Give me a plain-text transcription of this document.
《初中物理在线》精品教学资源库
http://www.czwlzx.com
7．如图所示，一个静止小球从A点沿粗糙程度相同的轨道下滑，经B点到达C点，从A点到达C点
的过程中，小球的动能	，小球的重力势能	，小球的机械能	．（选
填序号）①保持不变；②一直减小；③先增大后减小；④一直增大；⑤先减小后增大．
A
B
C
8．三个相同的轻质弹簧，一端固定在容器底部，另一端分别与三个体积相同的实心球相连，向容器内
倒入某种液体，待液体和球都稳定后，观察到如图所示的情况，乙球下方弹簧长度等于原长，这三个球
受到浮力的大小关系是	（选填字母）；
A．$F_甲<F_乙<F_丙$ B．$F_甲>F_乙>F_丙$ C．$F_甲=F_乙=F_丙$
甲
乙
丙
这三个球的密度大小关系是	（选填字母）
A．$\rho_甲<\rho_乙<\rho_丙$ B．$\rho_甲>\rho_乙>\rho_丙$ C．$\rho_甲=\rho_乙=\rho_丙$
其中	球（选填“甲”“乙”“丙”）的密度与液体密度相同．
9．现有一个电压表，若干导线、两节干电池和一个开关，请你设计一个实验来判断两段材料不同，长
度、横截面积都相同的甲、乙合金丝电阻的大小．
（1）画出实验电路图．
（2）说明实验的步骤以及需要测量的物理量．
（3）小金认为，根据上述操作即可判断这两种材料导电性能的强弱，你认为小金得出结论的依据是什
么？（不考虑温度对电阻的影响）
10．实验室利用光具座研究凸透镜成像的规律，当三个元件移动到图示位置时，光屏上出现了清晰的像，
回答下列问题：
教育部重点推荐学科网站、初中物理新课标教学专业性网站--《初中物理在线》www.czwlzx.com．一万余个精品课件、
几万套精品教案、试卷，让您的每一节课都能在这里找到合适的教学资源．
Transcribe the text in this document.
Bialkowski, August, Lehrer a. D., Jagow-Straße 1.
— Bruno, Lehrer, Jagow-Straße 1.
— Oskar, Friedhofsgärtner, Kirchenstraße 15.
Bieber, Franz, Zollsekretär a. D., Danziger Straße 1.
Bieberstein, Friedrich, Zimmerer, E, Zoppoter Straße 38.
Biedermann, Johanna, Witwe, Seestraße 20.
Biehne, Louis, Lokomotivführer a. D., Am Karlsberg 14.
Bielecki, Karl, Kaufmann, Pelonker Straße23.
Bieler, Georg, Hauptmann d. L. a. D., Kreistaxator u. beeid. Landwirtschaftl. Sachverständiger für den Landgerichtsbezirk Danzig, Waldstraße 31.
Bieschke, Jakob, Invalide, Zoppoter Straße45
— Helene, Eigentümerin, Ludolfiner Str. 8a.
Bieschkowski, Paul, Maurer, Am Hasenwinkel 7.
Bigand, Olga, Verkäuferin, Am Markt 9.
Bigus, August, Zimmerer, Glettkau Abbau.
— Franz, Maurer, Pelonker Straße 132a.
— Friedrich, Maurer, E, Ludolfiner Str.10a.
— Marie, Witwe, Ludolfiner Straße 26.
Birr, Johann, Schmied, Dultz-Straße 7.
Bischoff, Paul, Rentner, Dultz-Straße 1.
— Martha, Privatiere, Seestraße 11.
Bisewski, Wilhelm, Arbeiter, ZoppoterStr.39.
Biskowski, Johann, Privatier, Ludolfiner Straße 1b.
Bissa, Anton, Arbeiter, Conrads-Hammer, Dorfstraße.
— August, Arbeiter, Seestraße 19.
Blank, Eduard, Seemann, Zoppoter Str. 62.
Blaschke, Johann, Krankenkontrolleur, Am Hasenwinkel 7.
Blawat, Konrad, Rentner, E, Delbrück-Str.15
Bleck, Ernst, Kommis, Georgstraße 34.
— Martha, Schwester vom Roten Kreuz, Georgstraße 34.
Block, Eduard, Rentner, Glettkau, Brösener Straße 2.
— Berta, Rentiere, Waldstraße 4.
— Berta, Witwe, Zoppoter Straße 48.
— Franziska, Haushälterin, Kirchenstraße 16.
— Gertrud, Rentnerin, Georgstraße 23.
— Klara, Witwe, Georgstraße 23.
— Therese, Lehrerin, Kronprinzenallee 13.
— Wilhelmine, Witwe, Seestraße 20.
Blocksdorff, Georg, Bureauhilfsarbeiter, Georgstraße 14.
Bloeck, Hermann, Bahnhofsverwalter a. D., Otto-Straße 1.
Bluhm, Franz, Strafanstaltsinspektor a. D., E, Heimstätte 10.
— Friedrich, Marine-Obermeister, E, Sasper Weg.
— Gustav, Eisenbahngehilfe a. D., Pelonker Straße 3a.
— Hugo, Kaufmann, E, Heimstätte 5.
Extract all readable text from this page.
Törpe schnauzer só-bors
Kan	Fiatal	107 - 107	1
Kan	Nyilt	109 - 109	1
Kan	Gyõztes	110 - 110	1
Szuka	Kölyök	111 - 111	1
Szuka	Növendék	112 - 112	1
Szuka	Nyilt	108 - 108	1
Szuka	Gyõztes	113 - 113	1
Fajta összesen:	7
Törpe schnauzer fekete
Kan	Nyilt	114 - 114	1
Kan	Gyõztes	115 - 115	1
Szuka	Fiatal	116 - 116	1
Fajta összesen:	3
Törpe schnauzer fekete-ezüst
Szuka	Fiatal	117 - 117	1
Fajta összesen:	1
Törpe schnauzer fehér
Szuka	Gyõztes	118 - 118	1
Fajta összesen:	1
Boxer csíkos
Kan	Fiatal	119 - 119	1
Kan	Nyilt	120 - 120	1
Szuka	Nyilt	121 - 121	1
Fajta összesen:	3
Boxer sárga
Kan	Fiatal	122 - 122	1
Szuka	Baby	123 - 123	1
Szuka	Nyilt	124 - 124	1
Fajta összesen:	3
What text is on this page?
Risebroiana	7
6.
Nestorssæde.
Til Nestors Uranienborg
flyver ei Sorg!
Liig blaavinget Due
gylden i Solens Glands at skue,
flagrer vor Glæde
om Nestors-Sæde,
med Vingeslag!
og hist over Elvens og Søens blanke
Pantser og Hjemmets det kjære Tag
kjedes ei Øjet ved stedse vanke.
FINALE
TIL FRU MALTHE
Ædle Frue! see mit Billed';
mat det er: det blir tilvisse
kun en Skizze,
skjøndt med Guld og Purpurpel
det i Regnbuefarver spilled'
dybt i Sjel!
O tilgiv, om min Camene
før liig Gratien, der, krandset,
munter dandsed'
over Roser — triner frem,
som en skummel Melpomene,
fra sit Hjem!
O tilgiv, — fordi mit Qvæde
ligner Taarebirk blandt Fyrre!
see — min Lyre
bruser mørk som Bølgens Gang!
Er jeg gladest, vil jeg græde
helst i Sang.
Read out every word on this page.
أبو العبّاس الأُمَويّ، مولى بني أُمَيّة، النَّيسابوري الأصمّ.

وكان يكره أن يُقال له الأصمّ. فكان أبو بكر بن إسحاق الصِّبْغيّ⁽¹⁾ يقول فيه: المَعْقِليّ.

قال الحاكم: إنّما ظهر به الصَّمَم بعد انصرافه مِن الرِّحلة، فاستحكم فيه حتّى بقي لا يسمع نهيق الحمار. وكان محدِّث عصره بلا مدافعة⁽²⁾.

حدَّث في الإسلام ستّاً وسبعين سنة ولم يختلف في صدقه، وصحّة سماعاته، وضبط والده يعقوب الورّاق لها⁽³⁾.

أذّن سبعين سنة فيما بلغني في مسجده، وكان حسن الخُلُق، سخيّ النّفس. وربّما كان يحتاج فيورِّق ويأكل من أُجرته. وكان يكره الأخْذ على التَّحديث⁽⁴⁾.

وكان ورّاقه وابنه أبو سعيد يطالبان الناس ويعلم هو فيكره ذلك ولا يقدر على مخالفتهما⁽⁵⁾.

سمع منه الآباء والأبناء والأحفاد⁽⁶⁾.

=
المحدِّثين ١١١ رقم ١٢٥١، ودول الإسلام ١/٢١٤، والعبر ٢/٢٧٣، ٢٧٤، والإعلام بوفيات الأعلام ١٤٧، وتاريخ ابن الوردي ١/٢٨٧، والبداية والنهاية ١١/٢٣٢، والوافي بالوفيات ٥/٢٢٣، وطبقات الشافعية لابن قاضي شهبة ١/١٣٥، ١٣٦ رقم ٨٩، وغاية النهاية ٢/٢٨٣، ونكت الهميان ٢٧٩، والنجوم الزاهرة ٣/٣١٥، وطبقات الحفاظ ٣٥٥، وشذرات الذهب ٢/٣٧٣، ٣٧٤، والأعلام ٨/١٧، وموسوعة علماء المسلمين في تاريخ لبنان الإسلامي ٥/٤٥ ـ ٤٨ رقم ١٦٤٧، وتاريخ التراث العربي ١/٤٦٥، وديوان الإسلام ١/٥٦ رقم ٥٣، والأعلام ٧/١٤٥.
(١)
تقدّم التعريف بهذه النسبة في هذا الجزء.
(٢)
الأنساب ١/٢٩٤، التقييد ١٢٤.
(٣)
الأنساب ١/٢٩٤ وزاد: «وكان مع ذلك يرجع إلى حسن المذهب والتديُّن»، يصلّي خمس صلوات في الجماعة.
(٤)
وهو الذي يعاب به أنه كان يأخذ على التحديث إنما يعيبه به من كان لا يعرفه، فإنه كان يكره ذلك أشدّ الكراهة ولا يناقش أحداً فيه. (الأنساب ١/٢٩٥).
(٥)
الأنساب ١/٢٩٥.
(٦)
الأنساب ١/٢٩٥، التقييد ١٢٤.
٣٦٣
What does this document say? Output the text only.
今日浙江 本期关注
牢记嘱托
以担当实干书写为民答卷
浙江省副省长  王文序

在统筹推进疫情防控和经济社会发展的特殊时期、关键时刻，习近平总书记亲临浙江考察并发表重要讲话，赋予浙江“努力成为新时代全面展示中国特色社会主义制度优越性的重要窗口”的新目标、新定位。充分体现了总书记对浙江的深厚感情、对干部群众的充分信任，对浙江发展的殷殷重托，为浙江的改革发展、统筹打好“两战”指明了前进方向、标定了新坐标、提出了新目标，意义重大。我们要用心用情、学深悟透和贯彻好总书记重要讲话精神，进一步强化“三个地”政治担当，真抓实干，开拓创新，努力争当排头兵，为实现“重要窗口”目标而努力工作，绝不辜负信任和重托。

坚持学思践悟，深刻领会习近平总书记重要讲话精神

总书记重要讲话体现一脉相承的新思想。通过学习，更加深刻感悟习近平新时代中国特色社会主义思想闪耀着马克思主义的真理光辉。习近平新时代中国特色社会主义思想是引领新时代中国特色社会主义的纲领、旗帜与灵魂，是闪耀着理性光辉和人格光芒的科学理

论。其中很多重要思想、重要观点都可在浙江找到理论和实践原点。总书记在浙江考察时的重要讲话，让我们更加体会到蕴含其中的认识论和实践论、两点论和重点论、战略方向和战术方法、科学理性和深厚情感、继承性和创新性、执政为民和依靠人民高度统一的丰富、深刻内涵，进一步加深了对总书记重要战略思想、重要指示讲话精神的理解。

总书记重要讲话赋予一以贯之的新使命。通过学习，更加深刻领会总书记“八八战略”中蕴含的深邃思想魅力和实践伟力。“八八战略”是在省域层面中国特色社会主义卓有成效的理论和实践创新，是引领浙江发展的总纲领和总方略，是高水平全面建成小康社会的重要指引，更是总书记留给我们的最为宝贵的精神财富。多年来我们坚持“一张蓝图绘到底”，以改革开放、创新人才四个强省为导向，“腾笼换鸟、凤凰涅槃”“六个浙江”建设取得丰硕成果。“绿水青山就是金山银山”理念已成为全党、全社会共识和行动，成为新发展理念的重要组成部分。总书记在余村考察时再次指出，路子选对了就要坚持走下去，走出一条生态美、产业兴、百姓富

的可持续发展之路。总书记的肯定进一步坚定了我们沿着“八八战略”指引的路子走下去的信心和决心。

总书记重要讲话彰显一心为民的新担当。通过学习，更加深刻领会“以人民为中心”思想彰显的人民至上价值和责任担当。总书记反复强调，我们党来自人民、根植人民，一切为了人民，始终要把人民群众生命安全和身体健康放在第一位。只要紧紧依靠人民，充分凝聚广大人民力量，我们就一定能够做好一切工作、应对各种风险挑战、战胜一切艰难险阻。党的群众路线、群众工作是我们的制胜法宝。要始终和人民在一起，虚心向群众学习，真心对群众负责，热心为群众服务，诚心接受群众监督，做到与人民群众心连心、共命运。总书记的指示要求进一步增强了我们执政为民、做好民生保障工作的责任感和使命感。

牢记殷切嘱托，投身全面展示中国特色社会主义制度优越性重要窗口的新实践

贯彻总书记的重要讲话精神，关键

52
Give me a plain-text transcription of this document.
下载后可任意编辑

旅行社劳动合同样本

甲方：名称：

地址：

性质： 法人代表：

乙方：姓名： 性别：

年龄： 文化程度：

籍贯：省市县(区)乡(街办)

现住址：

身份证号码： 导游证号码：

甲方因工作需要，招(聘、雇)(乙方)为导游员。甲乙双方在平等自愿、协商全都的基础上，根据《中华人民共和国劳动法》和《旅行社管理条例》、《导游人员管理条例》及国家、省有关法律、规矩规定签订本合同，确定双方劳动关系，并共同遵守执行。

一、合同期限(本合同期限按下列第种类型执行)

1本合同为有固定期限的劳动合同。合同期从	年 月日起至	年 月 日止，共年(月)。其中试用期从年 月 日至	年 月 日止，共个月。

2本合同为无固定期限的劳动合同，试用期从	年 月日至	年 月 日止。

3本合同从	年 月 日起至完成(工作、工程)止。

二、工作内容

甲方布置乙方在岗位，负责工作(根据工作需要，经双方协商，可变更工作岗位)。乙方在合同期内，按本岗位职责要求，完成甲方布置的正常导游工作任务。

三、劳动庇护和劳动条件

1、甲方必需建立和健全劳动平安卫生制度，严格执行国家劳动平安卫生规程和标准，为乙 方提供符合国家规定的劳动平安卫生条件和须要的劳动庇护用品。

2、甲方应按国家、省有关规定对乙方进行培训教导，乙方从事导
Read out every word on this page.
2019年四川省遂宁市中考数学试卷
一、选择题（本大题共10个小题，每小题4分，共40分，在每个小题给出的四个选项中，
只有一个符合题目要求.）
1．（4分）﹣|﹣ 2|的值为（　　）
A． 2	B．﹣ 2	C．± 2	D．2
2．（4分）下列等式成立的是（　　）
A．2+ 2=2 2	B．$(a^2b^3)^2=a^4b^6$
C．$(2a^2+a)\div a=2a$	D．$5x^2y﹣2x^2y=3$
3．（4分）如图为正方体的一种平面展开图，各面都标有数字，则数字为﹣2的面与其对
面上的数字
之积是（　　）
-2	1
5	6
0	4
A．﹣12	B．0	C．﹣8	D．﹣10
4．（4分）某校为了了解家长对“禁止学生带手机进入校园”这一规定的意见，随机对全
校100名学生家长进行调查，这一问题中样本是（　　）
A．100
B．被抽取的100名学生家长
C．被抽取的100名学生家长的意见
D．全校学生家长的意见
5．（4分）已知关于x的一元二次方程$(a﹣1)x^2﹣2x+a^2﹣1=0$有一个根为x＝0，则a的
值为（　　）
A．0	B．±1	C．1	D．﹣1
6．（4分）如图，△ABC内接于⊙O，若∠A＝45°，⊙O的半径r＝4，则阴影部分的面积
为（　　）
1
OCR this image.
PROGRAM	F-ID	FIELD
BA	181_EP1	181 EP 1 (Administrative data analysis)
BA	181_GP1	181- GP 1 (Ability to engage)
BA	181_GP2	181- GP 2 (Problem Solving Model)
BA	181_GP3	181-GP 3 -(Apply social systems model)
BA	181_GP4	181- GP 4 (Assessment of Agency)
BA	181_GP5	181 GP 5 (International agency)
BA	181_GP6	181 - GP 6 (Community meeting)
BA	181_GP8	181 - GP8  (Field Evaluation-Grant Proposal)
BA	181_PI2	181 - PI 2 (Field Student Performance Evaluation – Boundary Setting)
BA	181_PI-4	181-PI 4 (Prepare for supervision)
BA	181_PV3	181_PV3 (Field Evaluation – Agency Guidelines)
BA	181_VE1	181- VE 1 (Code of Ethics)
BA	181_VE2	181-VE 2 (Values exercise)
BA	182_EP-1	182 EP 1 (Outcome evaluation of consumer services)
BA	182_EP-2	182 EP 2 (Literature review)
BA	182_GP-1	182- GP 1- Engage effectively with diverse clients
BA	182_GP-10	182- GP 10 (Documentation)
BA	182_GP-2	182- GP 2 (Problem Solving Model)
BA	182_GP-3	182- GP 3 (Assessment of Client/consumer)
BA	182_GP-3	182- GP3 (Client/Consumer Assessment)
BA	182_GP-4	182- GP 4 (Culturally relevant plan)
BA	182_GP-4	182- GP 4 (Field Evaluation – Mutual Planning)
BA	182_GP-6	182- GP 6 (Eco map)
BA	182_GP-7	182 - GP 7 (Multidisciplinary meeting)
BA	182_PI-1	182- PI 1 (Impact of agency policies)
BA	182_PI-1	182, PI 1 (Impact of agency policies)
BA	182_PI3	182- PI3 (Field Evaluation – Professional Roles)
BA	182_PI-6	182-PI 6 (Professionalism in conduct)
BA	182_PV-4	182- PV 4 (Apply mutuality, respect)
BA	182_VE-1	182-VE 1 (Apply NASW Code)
_ _ _ _
### WRITTEN PROBLEM
In the records above, how many lines contain the word "Assessment"? Give the number alone.

### FULL RESPONSE
3